EXTRACT TO READ
# How to convert a DVD to watch on a netbook (or IPhone, Treo, etc.)



## honyock (Oct 29, 2008)

I've got a netbook that has no cd/dvd drive, and have been converting my dvds to a file that can be transferred to the netbook to watch. Someone on another thread asked me to start a thread explaining how to do this. I'm sure there are other programs that work as well, but this is the one I've been using for several years to convert dvd's to play on my Treo phone and now recently on the netbook. So here goes (You just need your pc, the free software, your dvd to convert, your Kindle and a bottle of wine):

The software I use is Fair Use Wizard Light Edition (it's free). It can be downloaded here:

http://www.fairusewizard.com/lang_en/fairuse_wizard_dvd_divx_xvid_backup_tool_light_edition.html

It doesn't have a manual but there are several tutorials online, easily found by a Google search. I'll give you instructions to get you through the first conversion then you can tinker more from there. It's easier than it sounds, after doing it once it will make sense.

After downloading and installing Fair Use, you're ready to go. Let's say you own "The Godfather" and want to watch it on your netbook (this process is similar for an IPhone or other small devices, with a couple of key differences that I won't go into unless someone wants to know.)

Pop "The Godfather" into your computer's dvd drive. then start Fair Use, and the first screen will ask you to name the project you're about to create. Name it "The Godfather" (of course), then tell it where to save it on your computer (your "My Videos" folder is fine). Leave everything else on the first screen as is, and click "Next".

Next screen: Select your dvd drive (you probably only have one) and click Okay.

Now it will read your dvd and produce a list of all the video files on it. There will be a Duration column that will list times. Most will be from 1 to 5 minutes - these are previews, special features, etc. One will be much longer, usually from 1:30 - 2:00. This is the file of the movie itself. Highlight it and click Next

Now it will take about 20-30 minutes and create its temporary files. Go read your Kindle.

When it is done, it will show you a screen with a still frame of the movie and a bunch of buttons and settings to the left of the still frame. There is only one button you need to push here. It is the "Auto set" button in the middle on the left. Click it and in a few seconds it will set the cropping for you. There is one other optional thing you can do here, but you really don't have to...but I'll tell you anyway. Take the slider underneath the still frame and slide it almost to the end of the movie, just until the credits show up on the frame. Now the "Set Credits Start" button comes alive, to the bottom right of the still frame. Click it. This will have the converter adjust and make your converted file be a little smaller to save some space. Again, this is optional, if you're overloaded at this point, skip this step and pour a glass of wine.

Click Next.

Next screen (an easy one, and we're close to done). There are three buttons to push. The program will tell you which one is correct. Just click on "Auto Detect" on the bottom right and it will direct you to the proper setting (and will make it for you). Click Next.

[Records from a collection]
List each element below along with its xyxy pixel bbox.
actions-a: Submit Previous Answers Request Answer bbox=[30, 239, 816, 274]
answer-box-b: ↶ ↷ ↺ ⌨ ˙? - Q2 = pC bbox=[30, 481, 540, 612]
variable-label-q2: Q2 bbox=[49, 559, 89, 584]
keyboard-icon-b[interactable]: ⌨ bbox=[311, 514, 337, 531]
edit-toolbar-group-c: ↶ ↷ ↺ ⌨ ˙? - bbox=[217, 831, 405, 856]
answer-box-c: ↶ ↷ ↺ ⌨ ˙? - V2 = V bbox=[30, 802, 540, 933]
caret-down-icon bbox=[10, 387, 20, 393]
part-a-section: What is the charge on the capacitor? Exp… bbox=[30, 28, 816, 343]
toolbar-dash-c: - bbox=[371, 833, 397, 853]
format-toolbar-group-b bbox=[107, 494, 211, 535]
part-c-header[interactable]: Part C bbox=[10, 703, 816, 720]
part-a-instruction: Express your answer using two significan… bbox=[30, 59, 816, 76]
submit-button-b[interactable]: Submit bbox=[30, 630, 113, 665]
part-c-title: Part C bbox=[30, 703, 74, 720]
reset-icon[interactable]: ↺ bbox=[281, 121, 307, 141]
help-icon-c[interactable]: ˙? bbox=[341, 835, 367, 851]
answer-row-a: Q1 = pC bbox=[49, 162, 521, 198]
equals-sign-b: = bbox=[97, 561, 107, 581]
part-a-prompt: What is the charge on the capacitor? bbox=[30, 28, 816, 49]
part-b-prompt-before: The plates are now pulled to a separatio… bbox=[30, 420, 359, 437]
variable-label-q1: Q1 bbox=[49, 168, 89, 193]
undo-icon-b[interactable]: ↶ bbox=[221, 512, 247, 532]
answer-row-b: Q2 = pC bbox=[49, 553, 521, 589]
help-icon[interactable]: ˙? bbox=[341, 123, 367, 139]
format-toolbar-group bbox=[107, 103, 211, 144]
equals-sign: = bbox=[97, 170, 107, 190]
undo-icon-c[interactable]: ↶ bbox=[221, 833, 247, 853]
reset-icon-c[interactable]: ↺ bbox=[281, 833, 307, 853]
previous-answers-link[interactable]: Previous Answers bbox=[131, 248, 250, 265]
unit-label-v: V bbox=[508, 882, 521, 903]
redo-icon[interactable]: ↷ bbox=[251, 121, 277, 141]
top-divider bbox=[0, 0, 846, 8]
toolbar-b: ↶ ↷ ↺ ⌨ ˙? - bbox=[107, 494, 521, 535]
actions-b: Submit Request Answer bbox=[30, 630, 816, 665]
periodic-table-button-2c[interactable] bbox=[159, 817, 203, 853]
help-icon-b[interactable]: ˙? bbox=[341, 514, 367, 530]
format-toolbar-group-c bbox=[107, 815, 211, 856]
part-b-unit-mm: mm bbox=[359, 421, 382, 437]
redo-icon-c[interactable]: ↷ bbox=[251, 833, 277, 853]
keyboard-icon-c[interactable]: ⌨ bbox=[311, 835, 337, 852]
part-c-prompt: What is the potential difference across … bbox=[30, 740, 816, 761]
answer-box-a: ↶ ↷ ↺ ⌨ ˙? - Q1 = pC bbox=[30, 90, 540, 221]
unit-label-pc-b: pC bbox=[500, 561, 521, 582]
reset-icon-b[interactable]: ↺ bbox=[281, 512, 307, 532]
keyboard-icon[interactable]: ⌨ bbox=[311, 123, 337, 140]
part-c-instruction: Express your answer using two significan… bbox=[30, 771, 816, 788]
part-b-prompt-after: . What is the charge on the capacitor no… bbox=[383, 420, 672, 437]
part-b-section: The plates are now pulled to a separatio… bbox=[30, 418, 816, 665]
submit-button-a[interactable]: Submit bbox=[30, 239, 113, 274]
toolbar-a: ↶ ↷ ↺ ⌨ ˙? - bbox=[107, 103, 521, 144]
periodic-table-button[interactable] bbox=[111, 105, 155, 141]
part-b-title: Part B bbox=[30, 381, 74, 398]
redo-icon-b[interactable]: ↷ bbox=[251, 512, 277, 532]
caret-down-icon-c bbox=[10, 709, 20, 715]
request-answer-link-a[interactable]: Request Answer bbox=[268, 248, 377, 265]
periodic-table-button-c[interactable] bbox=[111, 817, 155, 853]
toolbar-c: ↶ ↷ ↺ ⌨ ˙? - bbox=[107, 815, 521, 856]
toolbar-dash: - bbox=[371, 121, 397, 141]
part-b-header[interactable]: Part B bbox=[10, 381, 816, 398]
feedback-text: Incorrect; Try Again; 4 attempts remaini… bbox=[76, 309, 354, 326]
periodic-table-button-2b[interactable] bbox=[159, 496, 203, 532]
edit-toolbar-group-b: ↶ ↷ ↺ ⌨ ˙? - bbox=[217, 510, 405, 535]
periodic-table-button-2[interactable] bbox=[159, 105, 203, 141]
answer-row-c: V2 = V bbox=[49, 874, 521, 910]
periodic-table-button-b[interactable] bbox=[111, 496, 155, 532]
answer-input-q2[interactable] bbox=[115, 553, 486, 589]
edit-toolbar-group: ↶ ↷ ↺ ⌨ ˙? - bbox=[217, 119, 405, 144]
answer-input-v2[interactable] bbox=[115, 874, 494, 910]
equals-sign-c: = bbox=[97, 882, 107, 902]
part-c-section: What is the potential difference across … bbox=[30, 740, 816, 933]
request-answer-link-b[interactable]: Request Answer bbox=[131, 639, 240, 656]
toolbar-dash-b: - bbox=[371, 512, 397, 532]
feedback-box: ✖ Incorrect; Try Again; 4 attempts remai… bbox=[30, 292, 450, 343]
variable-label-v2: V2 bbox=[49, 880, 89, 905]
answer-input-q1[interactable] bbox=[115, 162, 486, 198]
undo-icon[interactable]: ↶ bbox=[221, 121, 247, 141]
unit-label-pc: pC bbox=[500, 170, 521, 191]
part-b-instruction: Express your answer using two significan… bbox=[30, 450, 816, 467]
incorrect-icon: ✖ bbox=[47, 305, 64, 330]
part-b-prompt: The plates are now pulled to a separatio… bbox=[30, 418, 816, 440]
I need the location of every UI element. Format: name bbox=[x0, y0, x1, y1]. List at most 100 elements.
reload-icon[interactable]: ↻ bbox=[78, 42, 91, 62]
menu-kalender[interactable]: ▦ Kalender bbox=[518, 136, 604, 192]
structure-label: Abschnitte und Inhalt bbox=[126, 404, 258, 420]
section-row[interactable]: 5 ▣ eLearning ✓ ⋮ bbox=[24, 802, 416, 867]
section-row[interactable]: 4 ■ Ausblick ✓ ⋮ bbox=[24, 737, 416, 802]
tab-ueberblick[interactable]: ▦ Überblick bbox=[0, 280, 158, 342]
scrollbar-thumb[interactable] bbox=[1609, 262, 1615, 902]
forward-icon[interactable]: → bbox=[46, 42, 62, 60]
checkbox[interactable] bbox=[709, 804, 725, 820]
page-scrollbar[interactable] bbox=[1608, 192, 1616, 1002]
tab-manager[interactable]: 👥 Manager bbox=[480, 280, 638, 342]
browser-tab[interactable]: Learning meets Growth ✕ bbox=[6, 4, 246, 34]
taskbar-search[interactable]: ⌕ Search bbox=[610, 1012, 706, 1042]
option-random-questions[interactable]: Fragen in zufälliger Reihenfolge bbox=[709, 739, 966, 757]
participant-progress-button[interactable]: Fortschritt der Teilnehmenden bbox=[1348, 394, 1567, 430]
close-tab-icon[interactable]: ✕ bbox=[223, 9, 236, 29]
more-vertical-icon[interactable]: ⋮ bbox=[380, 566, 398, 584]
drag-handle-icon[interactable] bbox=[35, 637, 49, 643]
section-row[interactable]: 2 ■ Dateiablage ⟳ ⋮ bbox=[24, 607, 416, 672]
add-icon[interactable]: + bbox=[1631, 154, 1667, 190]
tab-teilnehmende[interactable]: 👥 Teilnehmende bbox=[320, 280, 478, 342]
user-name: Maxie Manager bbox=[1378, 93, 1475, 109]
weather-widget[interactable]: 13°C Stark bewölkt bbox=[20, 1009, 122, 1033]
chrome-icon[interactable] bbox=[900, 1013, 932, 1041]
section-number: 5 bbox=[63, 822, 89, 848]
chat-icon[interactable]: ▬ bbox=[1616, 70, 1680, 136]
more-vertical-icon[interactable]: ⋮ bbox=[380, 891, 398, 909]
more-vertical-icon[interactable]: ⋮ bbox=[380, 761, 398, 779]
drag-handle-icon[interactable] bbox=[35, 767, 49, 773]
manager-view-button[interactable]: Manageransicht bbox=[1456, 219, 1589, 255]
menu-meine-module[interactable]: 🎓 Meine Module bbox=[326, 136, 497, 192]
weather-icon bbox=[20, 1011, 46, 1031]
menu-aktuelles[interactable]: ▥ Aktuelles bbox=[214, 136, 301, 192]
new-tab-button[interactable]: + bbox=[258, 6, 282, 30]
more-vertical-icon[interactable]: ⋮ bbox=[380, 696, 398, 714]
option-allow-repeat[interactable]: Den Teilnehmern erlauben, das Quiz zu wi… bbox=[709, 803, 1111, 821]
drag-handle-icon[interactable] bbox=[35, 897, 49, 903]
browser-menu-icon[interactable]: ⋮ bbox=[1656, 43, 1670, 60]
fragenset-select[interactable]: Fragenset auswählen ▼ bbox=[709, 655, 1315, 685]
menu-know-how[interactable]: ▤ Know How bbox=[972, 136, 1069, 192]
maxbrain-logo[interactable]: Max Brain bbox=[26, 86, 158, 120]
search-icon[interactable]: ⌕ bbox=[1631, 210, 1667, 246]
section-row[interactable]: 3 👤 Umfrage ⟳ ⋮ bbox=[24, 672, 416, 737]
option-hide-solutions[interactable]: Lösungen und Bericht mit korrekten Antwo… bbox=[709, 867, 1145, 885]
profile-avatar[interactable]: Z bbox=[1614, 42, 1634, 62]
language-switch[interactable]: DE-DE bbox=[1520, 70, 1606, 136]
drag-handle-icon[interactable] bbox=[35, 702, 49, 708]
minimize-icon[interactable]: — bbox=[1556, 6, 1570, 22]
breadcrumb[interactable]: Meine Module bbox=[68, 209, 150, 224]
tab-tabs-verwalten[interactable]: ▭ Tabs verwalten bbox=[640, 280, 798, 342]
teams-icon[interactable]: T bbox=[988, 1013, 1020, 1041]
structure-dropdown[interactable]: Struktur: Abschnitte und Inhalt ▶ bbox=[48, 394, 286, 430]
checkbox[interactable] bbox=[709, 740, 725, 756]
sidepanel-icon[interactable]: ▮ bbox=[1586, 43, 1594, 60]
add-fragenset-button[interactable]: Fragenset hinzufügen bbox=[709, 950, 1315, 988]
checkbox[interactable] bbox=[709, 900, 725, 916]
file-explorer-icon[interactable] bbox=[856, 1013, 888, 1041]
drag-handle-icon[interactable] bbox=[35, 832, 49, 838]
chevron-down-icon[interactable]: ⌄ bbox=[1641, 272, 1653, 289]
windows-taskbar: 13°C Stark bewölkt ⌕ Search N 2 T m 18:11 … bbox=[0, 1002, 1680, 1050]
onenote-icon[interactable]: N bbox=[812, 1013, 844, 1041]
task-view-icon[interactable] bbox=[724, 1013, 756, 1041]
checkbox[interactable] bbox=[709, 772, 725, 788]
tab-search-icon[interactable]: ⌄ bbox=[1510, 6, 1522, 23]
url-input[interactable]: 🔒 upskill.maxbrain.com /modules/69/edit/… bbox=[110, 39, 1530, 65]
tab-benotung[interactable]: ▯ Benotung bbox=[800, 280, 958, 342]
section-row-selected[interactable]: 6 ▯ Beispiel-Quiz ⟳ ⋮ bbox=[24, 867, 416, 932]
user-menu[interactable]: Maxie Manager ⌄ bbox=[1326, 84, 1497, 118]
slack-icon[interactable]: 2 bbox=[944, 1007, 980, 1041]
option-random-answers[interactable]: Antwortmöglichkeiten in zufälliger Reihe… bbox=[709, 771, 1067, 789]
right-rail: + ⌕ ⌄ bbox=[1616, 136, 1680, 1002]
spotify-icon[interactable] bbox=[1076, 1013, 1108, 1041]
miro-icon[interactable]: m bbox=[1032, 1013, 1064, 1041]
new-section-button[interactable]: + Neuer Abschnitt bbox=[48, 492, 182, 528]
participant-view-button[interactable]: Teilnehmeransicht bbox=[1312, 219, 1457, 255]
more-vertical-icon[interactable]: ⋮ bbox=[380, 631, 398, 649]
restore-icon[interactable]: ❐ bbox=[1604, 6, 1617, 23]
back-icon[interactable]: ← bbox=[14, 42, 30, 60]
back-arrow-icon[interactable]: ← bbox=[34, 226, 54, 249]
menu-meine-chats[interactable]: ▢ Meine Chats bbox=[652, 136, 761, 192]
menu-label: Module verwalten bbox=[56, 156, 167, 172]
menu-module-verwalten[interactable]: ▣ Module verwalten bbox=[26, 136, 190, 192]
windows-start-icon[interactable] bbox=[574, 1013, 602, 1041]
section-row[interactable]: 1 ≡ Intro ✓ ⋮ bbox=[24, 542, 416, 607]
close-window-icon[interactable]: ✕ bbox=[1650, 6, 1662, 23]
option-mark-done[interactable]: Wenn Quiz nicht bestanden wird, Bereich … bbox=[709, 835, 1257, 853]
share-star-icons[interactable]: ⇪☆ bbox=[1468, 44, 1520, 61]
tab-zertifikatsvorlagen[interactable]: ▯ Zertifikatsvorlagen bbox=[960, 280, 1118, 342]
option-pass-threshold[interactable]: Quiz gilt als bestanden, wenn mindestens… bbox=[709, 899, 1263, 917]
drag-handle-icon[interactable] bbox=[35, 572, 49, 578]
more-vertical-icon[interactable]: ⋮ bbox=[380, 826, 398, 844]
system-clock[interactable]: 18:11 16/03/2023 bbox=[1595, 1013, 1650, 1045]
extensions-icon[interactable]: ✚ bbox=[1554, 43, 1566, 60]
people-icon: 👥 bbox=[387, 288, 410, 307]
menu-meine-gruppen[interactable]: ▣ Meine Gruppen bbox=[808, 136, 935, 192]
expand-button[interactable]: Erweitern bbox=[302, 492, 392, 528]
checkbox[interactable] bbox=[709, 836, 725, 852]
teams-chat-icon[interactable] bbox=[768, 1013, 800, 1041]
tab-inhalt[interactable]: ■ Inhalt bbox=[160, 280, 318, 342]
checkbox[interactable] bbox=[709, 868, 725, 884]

TO-DO LIST
1. Write out the rows of the collection word for word, starting with the first one and ending with the line that contains "actions-b: Submit Request", including both.
2. Extend the forum thread on converting a DVD to watch on a netbook, picking up right after its last sentence.
The forum thread and the rows of the collection have no connection to each other.

FINAL ANSWERS
1.
List each element below along with its xyxy pixel bbox.
actions-a: Submit Previous Answers Request Answer bbox=[30, 239, 816, 274]
answer-box-b: ↶ ↷ ↺ ⌨ ˙? - Q2 = pC bbox=[30, 481, 540, 612]
variable-label-q2: Q2 bbox=[49, 559, 89, 584]
keyboard-icon-b[interactable]: ⌨ bbox=[311, 514, 337, 531]
edit-toolbar-group-c: ↶ ↷ ↺ ⌨ ˙? - bbox=[217, 831, 405, 856]
answer-box-c: ↶ ↷ ↺ ⌨ ˙? - V2 = V bbox=[30, 802, 540, 933]
caret-down-icon bbox=[10, 387, 20, 393]
part-a-section: What is the charge on the capacitor? Exp… bbox=[30, 28, 816, 343]
toolbar-dash-c: - bbox=[371, 833, 397, 853]
format-toolbar-group-b bbox=[107, 494, 211, 535]
part-c-header[interactable]: Part C bbox=[10, 703, 816, 720]
part-a-instruction: Express your answer using two significan… bbox=[30, 59, 816, 76]
submit-button-b[interactable]: Submit bbox=[30, 630, 113, 665]
part-c-title: Part C bbox=[30, 703, 74, 720]
reset-icon[interactable]: ↺ bbox=[281, 121, 307, 141]
help-icon-c[interactable]: ˙? bbox=[341, 835, 367, 851]
answer-row-a: Q1 = pC bbox=[49, 162, 521, 198]
equals-sign-b: = bbox=[97, 561, 107, 581]
part-a-prompt: What is the charge on the capacitor? bbox=[30, 28, 816, 49]
part-b-prompt-before: The plates are now pulled to a separatio… bbox=[30, 420, 359, 437]
variable-label-q1: Q1 bbox=[49, 168, 89, 193]
undo-icon-b[interactable]: ↶ bbox=[221, 512, 247, 532]
answer-row-b: Q2 = pC bbox=[49, 553, 521, 589]
help-icon[interactable]: ˙? bbox=[341, 123, 367, 139]
format-toolbar-group bbox=[107, 103, 211, 144]
equals-sign: = bbox=[97, 170, 107, 190]
undo-icon-c[interactable]: ↶ bbox=[221, 833, 247, 853]
reset-icon-c[interactable]: ↺ bbox=[281, 833, 307, 853]
previous-answers-link[interactable]: Previous Answers bbox=[131, 248, 250, 265]
unit-label-v: V bbox=[508, 882, 521, 903]
redo-icon[interactable]: ↷ bbox=[251, 121, 277, 141]
top-divider bbox=[0, 0, 846, 8]
toolbar-b: ↶ ↷ ↺ ⌨ ˙? - bbox=[107, 494, 521, 535]
actions-b: Submit Request Answer bbox=[30, 630, 816, 665]

2.
Last screen! Take a drink of wine. There are many options here, that you can tinker with at some point, but to make it easy for now, only worry about the window at the bottom left, titled "Resolution". There will be several possible resolutions listed, in the form of two numbers, like "608x336". Find the resolution with the lefthand number the closest to 640 (Don't worry if it is a little over or under - anywhere from 600 to 680 or so if probably fine. If you make it too big, some computers won't be able to process the video. Too small and the video will be too small on your screen.)

For now, leave everything else as is. This will create a video with a file size of about 700mb. You can make a smaller file size by playing with the settings on this last page, but that will take some more wine to explain. Just try it this way first. (Note - this will make a resolution that is too big for an IPhone or Treo. I'll explain that if anyone needs to know, but for now this is just for viewing on a laptop/netbook).

It will take quite awhile to convert, maybe 2-4 hours. I usually start this last step at bedtime, or before I go to work. If you're ready to have your computer tied up in converting now, click "Next". Then finish your wine, read your Kindle, go to work, go to sleep, clean out the closet, take the dog to the park, etc.

If you want to defer the conversion until later, instead of pressing "Next" on the last screen, click the "Defer processing (enqueue)" button near the bottom right, and it will save the settings and take you back to the very first screen. Your project is now in the queue window, and can be started whenever you hit the "Process queued projects" button. This is useful if you want to convert more than one movie at a time - you can do all the above steps for several movies, queue them all, and have the software work on them all night. I also use this for a dvd like Season One, Disk One of "The Sopranos". There will be four separate files, for each of the four episodes on the disk. You can prepare all four indivudually, queue them, and have it convert them all in one batch, one after another, to save some time.

When you wake up, or get home from work, or the dog gets tired, you'll have your movie file. In your folder you'll find several files. One will be the movie itself - on my laptop it is the one with the icon that looks like a black screen, and will be about 700mb in size. All the other files are the temporary files and can be deleted. The movie file can be played with Windows Media Player, and should be in a form that any other media or dvd software you have will play it. You can transfer it to your netbook with a usb flash drive or an sd card, and it should look good even in full screen ode in Media Player.

That is the basics. You can change some settings to make a 50 minute episode of "The Sopranos" smaller than 700mb (you don't need that big a file for a show of that length), but this will get you started.There is a for-pay version of Fair Use Wizard, that costs about $30. The free version limits you to maximum file sizes of 700mb (fine for our purposes). If you want to watch these on a big screen (say, to feed it to your tv), the for-pay version can make bigger files, with better resolution on big screens.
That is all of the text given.